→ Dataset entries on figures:
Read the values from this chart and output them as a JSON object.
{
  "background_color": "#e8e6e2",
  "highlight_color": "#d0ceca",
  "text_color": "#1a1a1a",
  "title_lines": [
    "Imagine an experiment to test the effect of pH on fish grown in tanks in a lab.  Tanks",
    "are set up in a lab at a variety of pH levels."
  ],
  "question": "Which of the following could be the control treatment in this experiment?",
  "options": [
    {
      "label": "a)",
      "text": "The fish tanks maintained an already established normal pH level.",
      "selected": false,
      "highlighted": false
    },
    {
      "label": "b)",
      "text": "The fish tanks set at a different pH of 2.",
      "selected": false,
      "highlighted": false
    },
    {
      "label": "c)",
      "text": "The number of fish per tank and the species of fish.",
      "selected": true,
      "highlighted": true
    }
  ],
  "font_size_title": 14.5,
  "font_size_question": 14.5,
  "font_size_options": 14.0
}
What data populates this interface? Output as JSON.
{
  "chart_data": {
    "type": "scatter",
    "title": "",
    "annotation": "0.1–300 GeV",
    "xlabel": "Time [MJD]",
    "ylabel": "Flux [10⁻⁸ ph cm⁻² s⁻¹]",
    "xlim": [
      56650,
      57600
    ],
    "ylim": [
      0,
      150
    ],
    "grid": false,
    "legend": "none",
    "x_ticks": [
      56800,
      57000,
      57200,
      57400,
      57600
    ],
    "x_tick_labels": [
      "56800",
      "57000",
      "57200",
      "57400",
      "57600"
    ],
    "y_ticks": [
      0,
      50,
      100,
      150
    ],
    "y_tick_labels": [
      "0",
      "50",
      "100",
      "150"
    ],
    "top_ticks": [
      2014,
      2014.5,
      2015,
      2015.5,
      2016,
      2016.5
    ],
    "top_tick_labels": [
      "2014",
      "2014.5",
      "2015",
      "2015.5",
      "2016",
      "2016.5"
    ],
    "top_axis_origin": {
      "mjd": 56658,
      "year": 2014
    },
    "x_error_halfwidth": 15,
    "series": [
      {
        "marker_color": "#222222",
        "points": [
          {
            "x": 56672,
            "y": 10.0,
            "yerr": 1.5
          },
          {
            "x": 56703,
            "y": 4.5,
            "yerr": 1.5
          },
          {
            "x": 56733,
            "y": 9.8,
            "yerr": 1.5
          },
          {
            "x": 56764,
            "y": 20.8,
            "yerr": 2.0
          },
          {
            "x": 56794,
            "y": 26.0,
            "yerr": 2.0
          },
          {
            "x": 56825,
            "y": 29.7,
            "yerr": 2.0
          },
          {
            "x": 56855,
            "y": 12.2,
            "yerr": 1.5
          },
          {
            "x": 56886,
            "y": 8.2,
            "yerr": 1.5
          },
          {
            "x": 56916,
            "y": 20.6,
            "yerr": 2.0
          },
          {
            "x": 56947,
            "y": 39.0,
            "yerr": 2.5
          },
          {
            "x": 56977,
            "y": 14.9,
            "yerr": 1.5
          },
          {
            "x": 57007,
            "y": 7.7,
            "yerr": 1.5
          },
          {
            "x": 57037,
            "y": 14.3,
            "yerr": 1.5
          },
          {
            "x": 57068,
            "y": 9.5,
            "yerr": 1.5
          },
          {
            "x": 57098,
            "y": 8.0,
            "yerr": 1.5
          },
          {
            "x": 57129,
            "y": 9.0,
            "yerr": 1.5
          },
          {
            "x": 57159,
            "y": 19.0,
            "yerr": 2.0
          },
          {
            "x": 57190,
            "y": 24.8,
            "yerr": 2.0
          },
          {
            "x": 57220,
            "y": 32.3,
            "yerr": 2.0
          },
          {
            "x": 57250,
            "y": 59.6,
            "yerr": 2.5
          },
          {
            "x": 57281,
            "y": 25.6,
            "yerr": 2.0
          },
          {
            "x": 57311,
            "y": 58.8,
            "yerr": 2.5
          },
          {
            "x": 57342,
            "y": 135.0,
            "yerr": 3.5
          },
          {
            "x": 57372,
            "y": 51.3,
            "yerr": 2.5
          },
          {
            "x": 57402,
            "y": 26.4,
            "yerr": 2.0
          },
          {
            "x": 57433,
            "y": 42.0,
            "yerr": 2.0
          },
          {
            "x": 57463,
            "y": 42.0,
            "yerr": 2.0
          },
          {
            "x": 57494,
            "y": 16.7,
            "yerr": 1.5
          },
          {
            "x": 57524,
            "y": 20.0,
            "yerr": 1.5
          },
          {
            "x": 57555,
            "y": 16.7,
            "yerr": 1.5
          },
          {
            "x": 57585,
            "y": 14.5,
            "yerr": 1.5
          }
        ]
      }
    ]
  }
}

→ WRITTEN REQUEST:
In the entries above, find each line with the string "fish" and copy it.

→ TASK ANSWER:
    "Imagine an experiment to test the effect of pH on fish grown in tanks in a lab.  Tanks",
      "text": "The fish tanks maintained an already established normal pH level.",
      "text": "The fish tanks set at a different pH of 2.",
      "text": "The number of fish per tank and the species of fish.",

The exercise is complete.